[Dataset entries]
● ● ● ● ● ● ●

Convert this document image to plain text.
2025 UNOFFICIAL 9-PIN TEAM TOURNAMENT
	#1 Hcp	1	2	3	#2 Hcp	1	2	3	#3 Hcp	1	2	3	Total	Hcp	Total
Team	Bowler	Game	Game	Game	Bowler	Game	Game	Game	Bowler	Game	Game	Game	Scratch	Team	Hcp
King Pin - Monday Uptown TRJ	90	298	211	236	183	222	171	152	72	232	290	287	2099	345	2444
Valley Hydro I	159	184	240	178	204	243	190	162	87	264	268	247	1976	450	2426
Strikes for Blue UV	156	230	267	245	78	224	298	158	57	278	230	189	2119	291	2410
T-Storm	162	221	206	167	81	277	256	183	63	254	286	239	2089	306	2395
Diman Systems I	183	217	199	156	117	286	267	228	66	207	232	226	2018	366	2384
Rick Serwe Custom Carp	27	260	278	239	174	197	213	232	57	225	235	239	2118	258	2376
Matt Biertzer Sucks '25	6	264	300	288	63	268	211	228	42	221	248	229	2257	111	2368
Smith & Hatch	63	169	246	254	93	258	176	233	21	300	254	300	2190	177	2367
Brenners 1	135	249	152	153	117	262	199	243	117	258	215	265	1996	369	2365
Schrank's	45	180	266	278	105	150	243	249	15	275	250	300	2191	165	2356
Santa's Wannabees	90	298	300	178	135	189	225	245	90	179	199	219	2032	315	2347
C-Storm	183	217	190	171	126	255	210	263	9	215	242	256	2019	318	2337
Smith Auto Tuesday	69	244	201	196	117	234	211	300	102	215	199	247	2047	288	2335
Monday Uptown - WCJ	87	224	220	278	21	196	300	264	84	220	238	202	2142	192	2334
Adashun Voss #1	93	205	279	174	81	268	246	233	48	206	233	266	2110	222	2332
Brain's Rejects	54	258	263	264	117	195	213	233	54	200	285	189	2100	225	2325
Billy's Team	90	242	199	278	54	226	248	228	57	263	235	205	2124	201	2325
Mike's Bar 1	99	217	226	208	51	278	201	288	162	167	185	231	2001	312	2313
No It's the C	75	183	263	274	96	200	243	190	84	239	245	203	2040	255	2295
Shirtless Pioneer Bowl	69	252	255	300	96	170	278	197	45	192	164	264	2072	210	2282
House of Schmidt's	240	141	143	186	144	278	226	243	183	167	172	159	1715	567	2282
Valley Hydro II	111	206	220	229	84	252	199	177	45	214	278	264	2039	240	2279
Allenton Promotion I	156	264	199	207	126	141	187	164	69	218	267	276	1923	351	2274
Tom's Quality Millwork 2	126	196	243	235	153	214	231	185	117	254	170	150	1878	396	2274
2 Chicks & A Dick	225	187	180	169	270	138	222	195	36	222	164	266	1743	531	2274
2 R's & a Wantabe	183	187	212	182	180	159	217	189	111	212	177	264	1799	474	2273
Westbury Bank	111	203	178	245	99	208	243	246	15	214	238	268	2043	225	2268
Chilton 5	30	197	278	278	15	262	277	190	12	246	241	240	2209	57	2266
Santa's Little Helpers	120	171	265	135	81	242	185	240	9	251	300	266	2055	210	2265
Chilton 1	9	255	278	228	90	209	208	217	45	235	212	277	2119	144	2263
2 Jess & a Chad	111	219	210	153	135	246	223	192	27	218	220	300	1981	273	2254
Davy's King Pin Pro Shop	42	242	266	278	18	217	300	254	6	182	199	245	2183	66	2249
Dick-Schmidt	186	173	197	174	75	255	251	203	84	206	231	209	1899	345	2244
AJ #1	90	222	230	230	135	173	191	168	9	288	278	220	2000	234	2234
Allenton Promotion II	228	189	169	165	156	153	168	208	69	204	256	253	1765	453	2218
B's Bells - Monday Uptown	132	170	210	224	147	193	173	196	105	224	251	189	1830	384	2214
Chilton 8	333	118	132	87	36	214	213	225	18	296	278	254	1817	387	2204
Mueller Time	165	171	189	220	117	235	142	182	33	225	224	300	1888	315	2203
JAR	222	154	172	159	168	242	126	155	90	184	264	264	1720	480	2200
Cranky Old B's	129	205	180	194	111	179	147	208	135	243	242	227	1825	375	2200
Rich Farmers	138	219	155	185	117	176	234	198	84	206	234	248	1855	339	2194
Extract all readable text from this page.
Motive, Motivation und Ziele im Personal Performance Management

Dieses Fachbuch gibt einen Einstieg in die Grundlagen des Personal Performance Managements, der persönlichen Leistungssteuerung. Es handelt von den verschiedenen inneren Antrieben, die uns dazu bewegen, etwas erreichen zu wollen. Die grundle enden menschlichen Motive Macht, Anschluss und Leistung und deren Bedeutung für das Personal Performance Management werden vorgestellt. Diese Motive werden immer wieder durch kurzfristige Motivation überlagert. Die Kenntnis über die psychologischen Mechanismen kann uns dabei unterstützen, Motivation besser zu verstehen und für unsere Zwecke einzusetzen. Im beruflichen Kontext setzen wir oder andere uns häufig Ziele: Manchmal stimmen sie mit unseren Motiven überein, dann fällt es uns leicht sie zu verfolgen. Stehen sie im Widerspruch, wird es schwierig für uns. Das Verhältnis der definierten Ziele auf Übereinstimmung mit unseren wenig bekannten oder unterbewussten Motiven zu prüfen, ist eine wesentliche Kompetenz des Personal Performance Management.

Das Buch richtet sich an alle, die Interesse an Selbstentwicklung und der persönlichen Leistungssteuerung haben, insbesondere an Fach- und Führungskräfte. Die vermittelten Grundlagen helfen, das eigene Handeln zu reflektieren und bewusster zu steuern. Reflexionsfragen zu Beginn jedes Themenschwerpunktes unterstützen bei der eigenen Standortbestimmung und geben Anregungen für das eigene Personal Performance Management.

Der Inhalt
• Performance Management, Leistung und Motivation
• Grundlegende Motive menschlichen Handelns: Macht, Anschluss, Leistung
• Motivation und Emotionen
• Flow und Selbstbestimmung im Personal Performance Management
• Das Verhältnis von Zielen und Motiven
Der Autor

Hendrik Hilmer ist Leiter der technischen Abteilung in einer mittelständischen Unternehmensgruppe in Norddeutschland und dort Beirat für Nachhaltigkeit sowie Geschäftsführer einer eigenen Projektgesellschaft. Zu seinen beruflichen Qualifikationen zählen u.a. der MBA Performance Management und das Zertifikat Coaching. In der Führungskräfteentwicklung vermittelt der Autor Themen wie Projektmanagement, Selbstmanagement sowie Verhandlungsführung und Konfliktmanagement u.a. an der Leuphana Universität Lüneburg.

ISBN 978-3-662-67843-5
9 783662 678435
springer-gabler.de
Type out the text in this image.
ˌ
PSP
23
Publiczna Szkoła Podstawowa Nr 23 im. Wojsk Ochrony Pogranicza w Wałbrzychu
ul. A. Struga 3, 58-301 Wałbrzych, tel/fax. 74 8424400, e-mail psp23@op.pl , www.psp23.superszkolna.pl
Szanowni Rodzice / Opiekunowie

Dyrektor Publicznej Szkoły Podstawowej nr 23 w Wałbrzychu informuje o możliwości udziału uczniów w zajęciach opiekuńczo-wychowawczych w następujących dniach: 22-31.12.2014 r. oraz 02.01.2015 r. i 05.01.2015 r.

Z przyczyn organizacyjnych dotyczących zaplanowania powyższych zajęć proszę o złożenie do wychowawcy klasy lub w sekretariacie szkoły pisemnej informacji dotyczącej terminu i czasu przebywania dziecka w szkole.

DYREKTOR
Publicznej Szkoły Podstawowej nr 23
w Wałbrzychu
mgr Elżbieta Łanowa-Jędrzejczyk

● ● ● ● ● ● ●

__Written exercise__
Copy exactly the lines above, from the one containing "Type out the text in this image." through the very last line.

__The output__
Type out the text in this image.
ˌ
PSP
23
Publiczna Szkoła Podstawowa Nr 23 im. Wojsk Ochrony Pogranicza w Wałbrzychu
ul. A. Struga 3, 58-301 Wałbrzych, tel/fax. 74 8424400, e-mail psp23@op.pl , www.psp23.superszkolna.pl
Szanowni Rodzice / Opiekunowie

Dyrektor Publicznej Szkoły Podstawowej nr 23 w Wałbrzychu informuje o możliwości udziału uczniów w zajęciach opiekuńczo-wychowawczych w następujących dniach: 22-31.12.2014 r. oraz 02.01.2015 r. i 05.01.2015 r.

Z przyczyn organizacyjnych dotyczących zaplanowania powyższych zajęć proszę o złożenie do wychowawcy klasy lub w sekretariacie szkoły pisemnej informacji dotyczącej terminu i czasu przebywania dziecka w szkole.

DYREKTOR
Publicznej Szkoły Podstawowej nr 23
w Wałbrzychu
mgr Elżbieta Łanowa-Jędrzejczyk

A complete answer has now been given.